Liste todos os advérbios terminados em «-mente» que aparecem no texto abaixo sobre os serviços culturais internacionais.

TEXTO APRESENTADO ->
# # # # # # #
A minha apreciação é tanto mais positiva quanto difíceis são as condições em que os nossos agentes culturais actuam. Pelo que pessoalmente me diz respeito, devo dizer que o Instituto Camões tem apoiado generosamente a divulgação do meu trabalho no estrangeiro. Há, no entanto, algo estruturalmente errado nos nossos serviços culturais internacionais e, agora que estamos no início de um novo ciclo político, talvez haja condições para corrigir alguns erros. São de dois tipos: estratégia de prioridades e desenho institucional.
# # # # # # #
EXTRATO DE DADOS ->

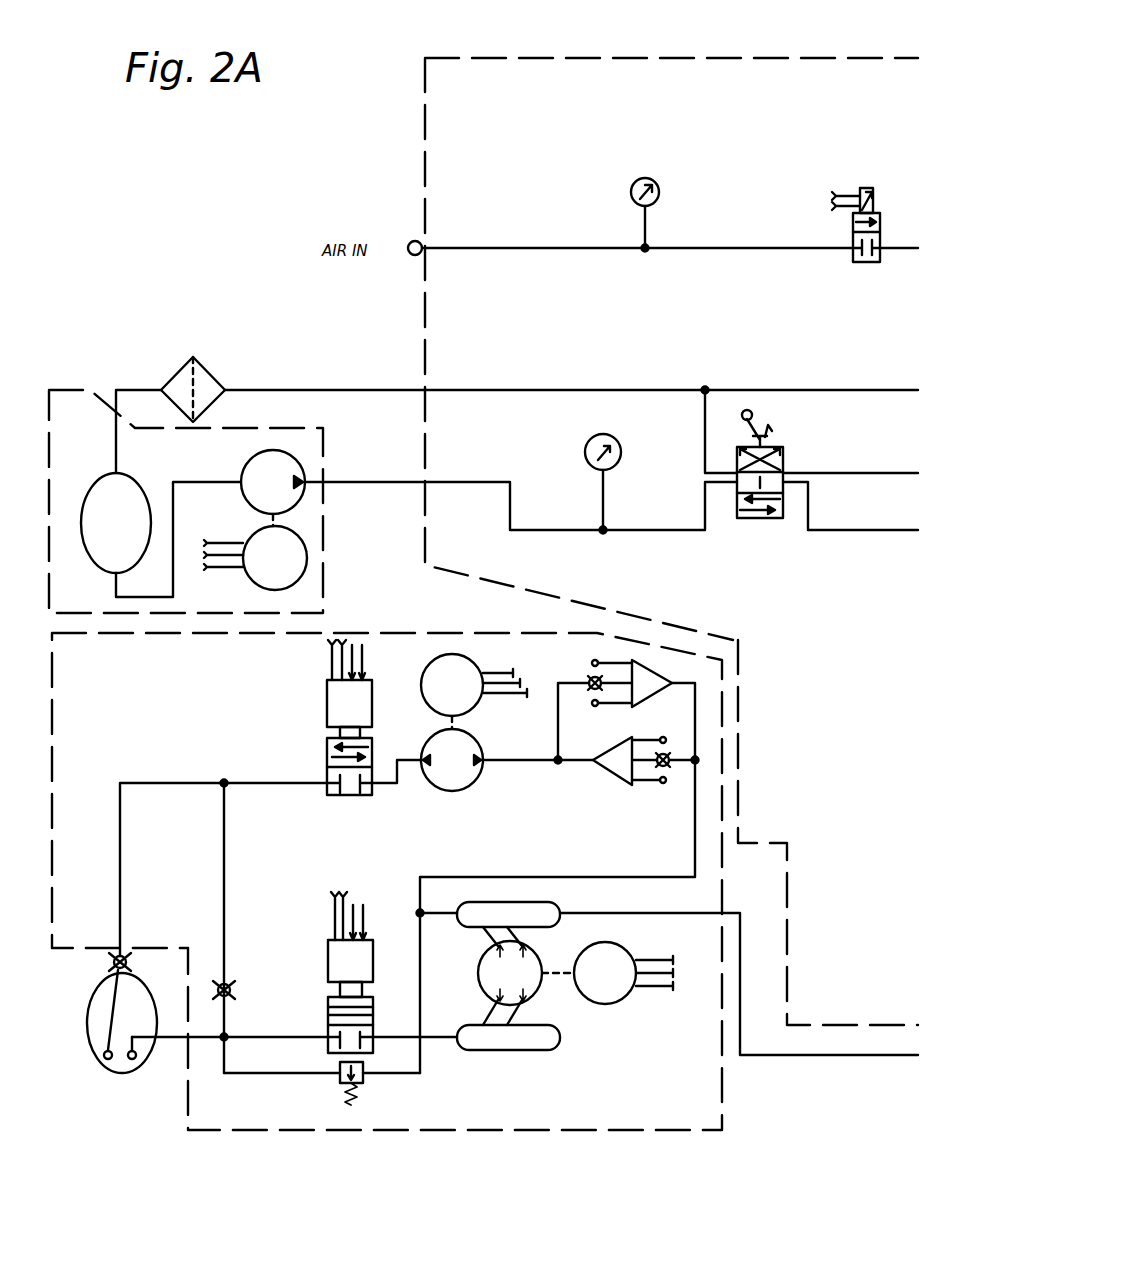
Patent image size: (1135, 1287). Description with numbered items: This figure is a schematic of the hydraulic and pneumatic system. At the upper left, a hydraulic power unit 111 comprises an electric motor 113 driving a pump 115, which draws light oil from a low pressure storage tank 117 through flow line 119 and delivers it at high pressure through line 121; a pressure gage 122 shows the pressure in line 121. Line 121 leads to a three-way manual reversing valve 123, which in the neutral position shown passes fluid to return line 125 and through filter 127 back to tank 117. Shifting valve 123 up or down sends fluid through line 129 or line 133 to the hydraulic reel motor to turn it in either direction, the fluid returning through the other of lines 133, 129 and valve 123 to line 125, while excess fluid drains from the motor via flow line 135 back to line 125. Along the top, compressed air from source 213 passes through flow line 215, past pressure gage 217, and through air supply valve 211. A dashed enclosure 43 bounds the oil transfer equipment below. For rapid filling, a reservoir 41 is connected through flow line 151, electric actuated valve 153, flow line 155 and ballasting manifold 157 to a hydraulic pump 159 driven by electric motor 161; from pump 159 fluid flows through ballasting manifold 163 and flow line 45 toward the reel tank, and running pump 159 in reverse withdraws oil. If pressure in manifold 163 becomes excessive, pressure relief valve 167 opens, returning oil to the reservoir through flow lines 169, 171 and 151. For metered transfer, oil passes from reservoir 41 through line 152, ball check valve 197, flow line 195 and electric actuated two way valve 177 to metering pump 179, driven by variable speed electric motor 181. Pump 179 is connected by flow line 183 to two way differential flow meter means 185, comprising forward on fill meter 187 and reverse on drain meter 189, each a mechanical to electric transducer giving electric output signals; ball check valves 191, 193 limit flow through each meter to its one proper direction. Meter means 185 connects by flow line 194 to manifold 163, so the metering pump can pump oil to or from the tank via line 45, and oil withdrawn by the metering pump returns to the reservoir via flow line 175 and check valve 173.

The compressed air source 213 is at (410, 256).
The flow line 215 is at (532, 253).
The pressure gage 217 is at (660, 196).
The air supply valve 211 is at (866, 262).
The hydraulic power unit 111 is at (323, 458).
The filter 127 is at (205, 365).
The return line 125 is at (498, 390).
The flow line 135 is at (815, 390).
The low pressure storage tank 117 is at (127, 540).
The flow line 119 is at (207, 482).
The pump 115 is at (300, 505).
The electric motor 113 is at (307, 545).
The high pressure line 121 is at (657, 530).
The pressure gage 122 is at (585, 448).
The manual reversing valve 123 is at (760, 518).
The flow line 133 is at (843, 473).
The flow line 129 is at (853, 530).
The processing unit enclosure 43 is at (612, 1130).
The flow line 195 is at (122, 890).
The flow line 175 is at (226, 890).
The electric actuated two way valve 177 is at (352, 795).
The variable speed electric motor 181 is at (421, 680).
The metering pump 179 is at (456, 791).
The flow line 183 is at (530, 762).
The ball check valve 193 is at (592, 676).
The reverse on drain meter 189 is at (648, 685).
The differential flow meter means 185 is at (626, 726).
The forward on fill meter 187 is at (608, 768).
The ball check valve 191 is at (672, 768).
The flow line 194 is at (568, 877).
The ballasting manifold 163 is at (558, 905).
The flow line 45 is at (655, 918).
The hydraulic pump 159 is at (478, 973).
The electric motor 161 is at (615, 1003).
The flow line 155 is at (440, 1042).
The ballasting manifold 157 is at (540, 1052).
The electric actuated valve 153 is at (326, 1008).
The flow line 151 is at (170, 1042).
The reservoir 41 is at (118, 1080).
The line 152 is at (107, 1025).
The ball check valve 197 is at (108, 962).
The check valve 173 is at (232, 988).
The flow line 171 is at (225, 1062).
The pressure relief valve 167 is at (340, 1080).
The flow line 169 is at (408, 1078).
# # # # # # #
RESPOSTA DO EXERCÍCIO -> pessoalmente, generosamente, estruturalmente